### Given records ###

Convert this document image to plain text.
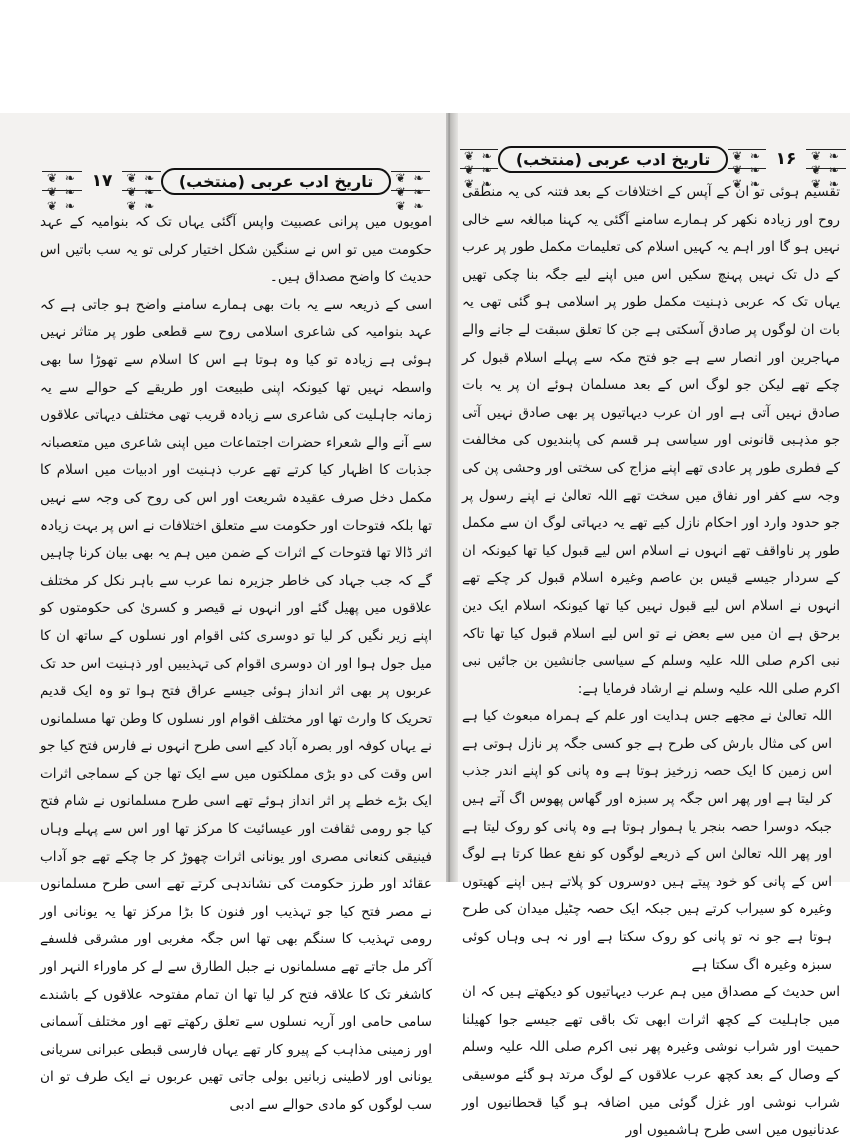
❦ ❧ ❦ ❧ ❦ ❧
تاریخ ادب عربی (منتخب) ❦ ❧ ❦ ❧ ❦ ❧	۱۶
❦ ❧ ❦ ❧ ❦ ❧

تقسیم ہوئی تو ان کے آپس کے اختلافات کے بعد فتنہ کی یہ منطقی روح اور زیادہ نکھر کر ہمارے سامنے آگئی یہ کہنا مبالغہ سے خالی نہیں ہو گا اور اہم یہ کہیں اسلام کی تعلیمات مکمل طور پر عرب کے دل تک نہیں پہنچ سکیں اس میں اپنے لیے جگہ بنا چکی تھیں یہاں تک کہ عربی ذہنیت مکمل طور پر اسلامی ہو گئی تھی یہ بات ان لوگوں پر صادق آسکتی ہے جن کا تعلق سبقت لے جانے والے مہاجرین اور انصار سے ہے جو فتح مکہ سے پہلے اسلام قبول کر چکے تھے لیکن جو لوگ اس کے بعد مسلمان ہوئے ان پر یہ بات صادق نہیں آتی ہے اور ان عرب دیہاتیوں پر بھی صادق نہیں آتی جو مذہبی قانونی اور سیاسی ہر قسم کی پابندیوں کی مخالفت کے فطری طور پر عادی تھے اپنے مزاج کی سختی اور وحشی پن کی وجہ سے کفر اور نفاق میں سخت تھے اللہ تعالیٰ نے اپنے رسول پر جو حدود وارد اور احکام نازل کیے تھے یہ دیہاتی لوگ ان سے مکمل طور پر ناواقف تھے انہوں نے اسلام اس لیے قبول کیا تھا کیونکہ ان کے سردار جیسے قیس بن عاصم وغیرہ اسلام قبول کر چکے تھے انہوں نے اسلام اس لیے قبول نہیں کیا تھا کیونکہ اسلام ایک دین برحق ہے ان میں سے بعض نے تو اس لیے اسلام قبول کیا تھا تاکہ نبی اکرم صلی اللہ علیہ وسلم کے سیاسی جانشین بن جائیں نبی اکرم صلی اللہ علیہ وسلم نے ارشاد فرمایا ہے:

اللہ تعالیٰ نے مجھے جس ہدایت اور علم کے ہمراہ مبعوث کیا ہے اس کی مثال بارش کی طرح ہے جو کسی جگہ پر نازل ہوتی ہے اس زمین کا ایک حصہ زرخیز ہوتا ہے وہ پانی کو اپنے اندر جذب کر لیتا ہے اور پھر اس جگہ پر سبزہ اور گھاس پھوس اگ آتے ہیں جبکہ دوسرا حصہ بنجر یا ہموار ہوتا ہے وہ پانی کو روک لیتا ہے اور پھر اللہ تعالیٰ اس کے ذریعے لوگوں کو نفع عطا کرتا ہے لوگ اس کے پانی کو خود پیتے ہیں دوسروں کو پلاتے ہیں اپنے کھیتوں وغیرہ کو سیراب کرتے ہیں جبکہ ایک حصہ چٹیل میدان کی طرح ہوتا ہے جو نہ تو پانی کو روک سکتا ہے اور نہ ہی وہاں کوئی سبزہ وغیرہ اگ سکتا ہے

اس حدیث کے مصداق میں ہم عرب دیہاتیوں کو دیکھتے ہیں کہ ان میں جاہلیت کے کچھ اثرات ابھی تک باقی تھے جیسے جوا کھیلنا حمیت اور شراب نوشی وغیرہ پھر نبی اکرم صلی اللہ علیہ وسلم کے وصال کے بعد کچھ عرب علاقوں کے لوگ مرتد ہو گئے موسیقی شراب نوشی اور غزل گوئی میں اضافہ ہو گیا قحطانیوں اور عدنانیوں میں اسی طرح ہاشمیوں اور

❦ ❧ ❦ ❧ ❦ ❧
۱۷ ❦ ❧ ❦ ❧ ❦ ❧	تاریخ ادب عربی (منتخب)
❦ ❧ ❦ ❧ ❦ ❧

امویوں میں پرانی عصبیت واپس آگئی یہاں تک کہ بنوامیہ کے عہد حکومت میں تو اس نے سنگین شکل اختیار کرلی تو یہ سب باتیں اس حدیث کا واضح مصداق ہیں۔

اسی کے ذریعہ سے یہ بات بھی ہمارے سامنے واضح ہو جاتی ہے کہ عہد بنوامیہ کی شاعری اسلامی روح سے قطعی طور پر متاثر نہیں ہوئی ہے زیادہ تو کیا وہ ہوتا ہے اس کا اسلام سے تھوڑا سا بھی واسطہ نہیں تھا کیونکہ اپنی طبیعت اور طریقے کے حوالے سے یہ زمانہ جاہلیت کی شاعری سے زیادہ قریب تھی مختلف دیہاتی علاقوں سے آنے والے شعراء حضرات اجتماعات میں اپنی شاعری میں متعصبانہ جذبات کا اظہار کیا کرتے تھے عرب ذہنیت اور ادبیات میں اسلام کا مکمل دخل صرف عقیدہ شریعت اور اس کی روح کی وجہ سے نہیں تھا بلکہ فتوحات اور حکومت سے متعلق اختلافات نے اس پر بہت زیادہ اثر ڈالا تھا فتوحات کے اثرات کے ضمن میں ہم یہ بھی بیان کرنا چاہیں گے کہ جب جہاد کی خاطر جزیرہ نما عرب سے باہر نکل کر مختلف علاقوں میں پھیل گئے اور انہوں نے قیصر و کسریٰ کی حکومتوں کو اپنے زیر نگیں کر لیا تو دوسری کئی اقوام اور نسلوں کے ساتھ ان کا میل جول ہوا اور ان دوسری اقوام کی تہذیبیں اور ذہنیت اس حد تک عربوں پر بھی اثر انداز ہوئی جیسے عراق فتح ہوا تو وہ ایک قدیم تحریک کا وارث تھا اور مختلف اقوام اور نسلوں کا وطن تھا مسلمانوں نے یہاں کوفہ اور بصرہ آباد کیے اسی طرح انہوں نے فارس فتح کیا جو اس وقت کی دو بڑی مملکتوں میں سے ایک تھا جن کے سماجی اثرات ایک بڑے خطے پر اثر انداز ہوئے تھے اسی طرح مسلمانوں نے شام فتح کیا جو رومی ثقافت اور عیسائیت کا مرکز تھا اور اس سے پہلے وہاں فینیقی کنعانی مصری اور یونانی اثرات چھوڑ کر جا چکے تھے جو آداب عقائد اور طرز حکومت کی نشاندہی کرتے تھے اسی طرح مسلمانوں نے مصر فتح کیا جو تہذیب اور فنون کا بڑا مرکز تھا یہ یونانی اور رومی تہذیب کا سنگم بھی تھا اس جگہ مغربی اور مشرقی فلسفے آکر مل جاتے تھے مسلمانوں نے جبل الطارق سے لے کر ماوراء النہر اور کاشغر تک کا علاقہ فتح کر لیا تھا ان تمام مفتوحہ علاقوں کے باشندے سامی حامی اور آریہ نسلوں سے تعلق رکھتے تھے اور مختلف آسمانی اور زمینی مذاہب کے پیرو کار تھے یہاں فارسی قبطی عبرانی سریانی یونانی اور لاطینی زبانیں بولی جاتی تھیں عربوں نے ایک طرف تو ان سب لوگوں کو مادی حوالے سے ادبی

###
### Given records ###

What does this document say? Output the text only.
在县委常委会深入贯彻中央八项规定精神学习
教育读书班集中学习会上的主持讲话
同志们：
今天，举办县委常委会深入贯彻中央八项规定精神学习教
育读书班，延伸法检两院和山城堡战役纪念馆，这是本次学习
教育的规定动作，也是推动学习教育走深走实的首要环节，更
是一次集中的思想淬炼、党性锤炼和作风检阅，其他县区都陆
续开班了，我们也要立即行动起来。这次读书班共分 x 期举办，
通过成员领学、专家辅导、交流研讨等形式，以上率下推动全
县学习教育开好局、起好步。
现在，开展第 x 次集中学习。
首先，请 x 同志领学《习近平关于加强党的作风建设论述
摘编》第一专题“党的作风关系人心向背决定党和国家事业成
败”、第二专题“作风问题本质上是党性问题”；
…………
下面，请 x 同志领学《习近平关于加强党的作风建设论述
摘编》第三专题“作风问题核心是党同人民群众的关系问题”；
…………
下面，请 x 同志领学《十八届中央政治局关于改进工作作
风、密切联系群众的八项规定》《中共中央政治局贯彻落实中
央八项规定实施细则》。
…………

###

_Given instruction_
Check each line of the listing above for the string "وسلم", then report only how many lines have it.

_Answer to the problem_
2